-- START --
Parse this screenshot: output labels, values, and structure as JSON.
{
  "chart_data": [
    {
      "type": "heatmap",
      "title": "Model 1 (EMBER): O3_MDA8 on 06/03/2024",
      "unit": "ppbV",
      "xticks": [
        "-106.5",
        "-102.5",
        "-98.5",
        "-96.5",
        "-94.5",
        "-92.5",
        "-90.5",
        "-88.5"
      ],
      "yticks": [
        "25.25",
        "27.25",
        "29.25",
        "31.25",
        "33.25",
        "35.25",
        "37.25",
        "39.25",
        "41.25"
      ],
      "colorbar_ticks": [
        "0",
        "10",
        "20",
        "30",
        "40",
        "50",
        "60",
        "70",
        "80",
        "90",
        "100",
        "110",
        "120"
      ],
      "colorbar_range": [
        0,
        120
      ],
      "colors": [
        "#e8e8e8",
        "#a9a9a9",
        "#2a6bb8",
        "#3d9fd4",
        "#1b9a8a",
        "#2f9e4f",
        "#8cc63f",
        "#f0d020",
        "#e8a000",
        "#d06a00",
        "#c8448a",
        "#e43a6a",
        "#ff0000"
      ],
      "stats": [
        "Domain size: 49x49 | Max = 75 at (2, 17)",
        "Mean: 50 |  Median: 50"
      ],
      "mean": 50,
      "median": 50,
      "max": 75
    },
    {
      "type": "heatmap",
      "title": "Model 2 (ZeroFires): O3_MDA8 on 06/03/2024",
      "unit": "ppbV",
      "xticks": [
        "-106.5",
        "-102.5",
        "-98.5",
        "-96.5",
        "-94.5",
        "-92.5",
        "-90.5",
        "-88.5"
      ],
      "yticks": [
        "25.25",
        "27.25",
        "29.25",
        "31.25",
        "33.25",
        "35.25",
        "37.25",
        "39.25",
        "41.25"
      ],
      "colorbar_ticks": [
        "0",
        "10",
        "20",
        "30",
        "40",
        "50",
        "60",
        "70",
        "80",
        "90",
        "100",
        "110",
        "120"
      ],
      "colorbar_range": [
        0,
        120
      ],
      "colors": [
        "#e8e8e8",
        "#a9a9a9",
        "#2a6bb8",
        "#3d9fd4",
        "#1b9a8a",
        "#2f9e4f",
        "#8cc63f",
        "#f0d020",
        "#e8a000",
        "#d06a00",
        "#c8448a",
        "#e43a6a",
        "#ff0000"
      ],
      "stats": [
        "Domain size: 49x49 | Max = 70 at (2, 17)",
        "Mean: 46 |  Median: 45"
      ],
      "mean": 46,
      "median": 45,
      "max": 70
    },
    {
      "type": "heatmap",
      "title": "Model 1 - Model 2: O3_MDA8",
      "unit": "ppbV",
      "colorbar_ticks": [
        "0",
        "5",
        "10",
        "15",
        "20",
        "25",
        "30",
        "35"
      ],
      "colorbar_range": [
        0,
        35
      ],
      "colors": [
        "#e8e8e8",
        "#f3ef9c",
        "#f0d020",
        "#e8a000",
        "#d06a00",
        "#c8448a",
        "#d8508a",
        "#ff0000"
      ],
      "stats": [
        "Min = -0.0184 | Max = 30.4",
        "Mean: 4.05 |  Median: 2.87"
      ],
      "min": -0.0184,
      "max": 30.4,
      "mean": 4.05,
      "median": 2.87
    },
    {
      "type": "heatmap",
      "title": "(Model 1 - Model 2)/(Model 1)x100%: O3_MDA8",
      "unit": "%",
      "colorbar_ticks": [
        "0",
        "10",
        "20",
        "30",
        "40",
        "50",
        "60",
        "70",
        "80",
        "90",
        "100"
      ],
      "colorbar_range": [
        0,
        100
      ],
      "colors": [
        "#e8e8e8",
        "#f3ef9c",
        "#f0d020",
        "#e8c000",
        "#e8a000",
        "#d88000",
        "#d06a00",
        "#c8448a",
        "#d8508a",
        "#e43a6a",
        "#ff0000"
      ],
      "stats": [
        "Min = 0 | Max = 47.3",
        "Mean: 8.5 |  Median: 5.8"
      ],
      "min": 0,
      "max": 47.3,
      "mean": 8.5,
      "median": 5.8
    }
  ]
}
-- END --
-- START --
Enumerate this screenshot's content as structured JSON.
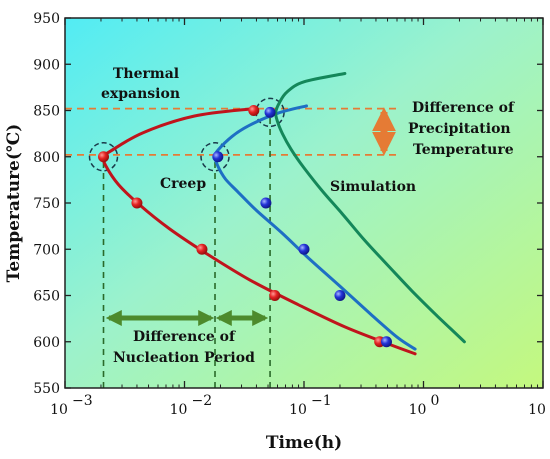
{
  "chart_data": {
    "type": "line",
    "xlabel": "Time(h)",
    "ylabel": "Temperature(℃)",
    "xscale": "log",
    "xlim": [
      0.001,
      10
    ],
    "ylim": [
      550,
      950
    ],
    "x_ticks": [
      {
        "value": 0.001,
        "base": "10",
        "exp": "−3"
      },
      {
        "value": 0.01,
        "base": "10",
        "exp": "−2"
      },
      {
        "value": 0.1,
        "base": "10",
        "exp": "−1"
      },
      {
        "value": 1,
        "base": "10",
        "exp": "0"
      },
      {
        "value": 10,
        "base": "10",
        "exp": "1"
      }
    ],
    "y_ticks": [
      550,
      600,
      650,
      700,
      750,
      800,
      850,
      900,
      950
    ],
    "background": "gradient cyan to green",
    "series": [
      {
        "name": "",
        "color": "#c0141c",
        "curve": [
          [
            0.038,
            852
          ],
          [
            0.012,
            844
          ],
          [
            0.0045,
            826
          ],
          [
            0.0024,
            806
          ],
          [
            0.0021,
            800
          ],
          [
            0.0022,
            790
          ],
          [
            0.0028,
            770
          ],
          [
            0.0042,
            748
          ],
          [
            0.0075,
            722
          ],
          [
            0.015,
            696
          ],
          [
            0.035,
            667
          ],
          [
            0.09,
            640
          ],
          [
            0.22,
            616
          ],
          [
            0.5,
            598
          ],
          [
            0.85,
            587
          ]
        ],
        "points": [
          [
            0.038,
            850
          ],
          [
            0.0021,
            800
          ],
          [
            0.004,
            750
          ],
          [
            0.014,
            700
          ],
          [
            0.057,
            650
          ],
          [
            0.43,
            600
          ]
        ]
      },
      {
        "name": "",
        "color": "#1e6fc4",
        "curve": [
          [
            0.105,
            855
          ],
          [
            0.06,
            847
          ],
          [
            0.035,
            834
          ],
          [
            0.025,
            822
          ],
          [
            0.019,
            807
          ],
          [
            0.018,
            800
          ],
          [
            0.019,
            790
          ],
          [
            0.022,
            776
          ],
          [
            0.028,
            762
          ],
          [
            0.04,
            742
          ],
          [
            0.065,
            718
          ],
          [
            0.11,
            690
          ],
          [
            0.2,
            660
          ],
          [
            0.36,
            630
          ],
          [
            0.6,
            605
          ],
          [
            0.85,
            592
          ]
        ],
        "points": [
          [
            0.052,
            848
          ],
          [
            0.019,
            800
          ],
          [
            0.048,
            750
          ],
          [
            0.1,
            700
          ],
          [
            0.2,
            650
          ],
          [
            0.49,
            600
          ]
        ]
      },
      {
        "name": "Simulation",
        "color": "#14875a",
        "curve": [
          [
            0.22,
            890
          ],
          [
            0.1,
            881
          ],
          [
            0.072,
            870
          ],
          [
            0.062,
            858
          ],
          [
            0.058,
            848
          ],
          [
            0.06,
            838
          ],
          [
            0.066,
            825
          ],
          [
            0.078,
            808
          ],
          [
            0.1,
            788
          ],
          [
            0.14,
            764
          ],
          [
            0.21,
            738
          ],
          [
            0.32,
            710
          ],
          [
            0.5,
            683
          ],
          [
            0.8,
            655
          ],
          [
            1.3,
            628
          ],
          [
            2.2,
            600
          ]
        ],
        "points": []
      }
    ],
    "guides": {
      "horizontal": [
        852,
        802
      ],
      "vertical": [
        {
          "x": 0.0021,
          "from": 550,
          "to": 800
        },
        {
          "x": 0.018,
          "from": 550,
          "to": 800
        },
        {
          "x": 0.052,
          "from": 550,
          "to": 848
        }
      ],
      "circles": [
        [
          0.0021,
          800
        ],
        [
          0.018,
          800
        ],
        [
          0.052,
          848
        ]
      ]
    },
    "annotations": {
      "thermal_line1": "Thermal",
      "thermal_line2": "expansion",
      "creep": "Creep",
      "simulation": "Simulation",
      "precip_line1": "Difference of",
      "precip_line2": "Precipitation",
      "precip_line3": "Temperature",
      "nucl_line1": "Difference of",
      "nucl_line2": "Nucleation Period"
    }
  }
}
-- END --
* Given problem *
Return every line holding the word "this" from the records.

* Exercise output *
Parse this screenshot: output labels, values, and structure as JSON.
Enumerate this screenshot's content as structured JSON.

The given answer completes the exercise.